Every line containing the word "Ribs" needs to be found and copied.

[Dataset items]
-------------------------
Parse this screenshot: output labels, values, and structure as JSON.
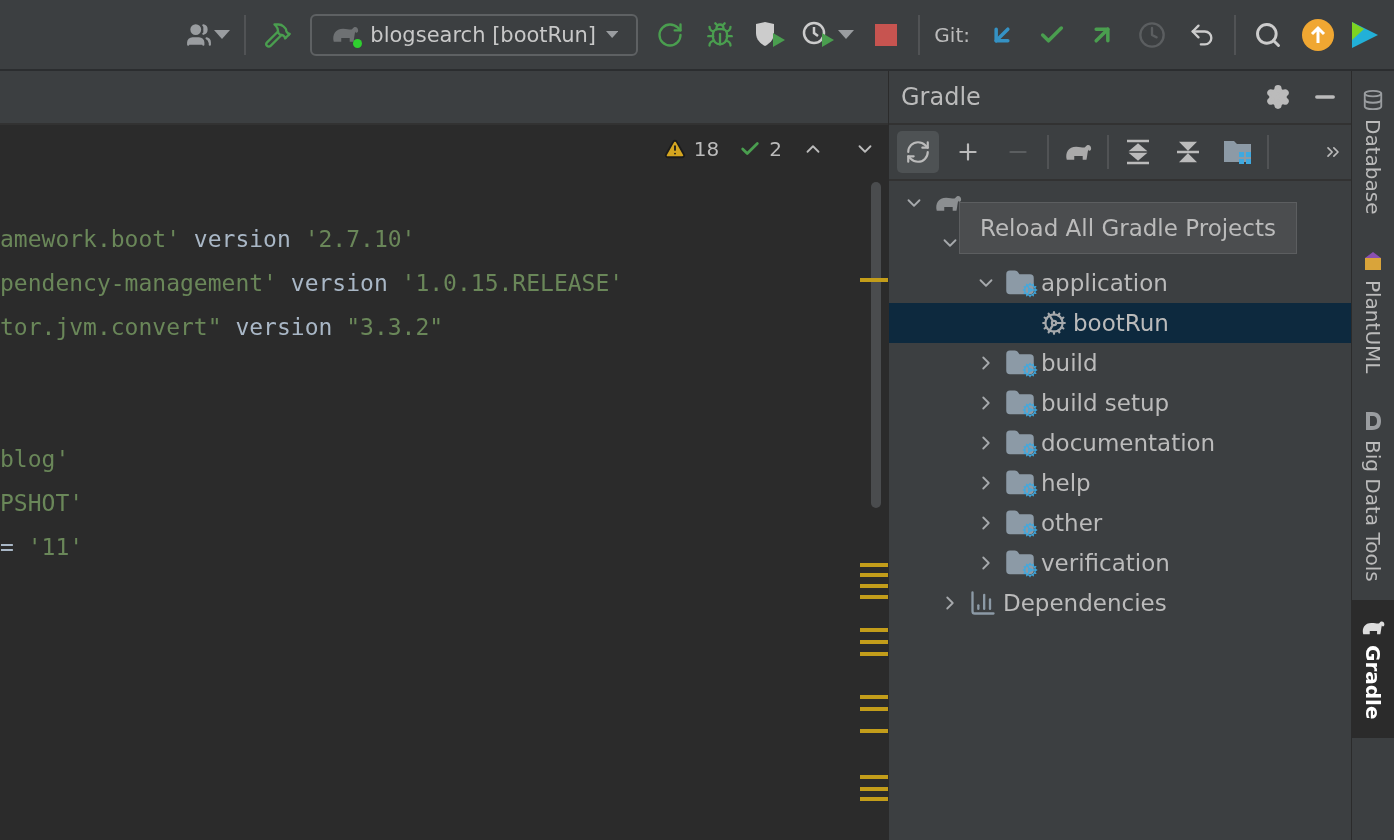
{
  "toolbar": {
    "run_config": {
      "label": "blogsearch [bootRun]",
      "running": true
    },
    "git_label": "Git:"
  },
  "editor": {
    "warnings": "18",
    "weak_warnings": "2",
    "lines": [
      {
        "kind": "code",
        "tokens": [
          {
            "kind": "string",
            "text": "amework.boot'"
          },
          {
            "kind": "plain",
            "text": " version "
          },
          {
            "kind": "string",
            "text": "'2.7.10'"
          }
        ]
      },
      {
        "kind": "code",
        "tokens": [
          {
            "kind": "string",
            "text": "pendency-management'"
          },
          {
            "kind": "plain",
            "text": " version "
          },
          {
            "kind": "string",
            "text": "'1.0.15.RELEASE'"
          }
        ]
      },
      {
        "kind": "code",
        "tokens": [
          {
            "kind": "string",
            "text": "tor.jvm.convert\""
          },
          {
            "kind": "plain",
            "text": " version "
          },
          {
            "kind": "string",
            "text": "\"3.3.2\""
          }
        ]
      },
      {
        "kind": "blank"
      },
      {
        "kind": "blank"
      },
      {
        "kind": "code",
        "tokens": [
          {
            "kind": "string",
            "text": "blog'"
          }
        ]
      },
      {
        "kind": "code",
        "tokens": [
          {
            "kind": "string",
            "text": "PSHOT'"
          }
        ]
      },
      {
        "kind": "code",
        "tokens": [
          {
            "kind": "plain",
            "text": "="
          },
          {
            "kind": "string",
            "text": " '11'"
          }
        ]
      }
    ]
  },
  "gradle": {
    "title": "Gradle",
    "tooltip": "Reload All Gradle Projects",
    "tree": [
      {
        "kind": "project",
        "expanded": true,
        "selected": false,
        "children": [
          {
            "kind": "hidden",
            "expanded": true,
            "selected": false,
            "children": [
              {
                "kind": "task_group",
                "label": "application",
                "expanded": true,
                "selected": false,
                "children": [
                  {
                    "kind": "task",
                    "label": "bootRun",
                    "selected": true
                  }
                ]
              },
              {
                "kind": "task_group",
                "label": "build",
                "expanded": false,
                "selected": false
              },
              {
                "kind": "task_group",
                "label": "build setup",
                "expanded": false,
                "selected": false
              },
              {
                "kind": "task_group",
                "label": "documentation",
                "expanded": false,
                "selected": false
              },
              {
                "kind": "task_group",
                "label": "help",
                "expanded": false,
                "selected": false
              },
              {
                "kind": "task_group",
                "label": "other",
                "expanded": false,
                "selected": false
              },
              {
                "kind": "task_group",
                "label": "verification",
                "expanded": false,
                "selected": false
              }
            ]
          },
          {
            "kind": "dependencies",
            "label": "Dependencies",
            "expanded": false,
            "selected": false
          }
        ]
      }
    ]
  },
  "side_tabs": [
    {
      "kind": "database",
      "label": "Database",
      "selected": false
    },
    {
      "kind": "plantuml",
      "label": "PlantUML",
      "selected": false
    },
    {
      "kind": "bigdata",
      "label": "Big Data Tools",
      "selected": false
    },
    {
      "kind": "gradle",
      "label": "Gradle",
      "selected": true
    }
  ]
}
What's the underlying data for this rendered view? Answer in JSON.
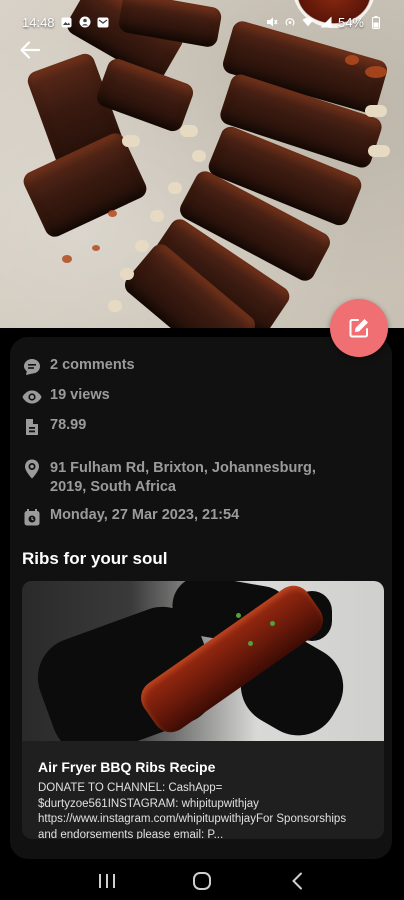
{
  "status_bar": {
    "time": "14:48",
    "battery": "54%"
  },
  "details": {
    "comments": "2 comments",
    "views": "19 views",
    "price": "78.99",
    "address": "91 Fulham Rd, Brixton, Johannesburg, 2019, South Africa",
    "date": "Monday, 27 Mar 2023, 21:54"
  },
  "section_title": "Ribs for your soul",
  "video": {
    "title": "Air Fryer BBQ Ribs Recipe",
    "description": "DONATE TO CHANNEL: CashApp= $durtyzoe561INSTAGRAM: whipitupwithjay https://www.instagram.com/whipitupwithjayFor Sponsorships and endorsements please email: P..."
  },
  "colors": {
    "fab": "#ef6f73",
    "card_background": "#111111",
    "muted_text": "#9b9b9b"
  },
  "icons": {
    "back": "arrow-left-icon",
    "edit": "edit-icon",
    "comments": "comment-icon",
    "views": "eye-icon",
    "price": "price-tag-icon",
    "location": "location-pin-icon",
    "calendar": "calendar-icon",
    "nav_recents": "recents-icon",
    "nav_home": "home-icon",
    "nav_back": "nav-back-icon"
  }
}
-------------------------
Answer in full:
  "section_title": "Ribs for your soul",
    "title": "Air Fryer BBQ Ribs Recipe",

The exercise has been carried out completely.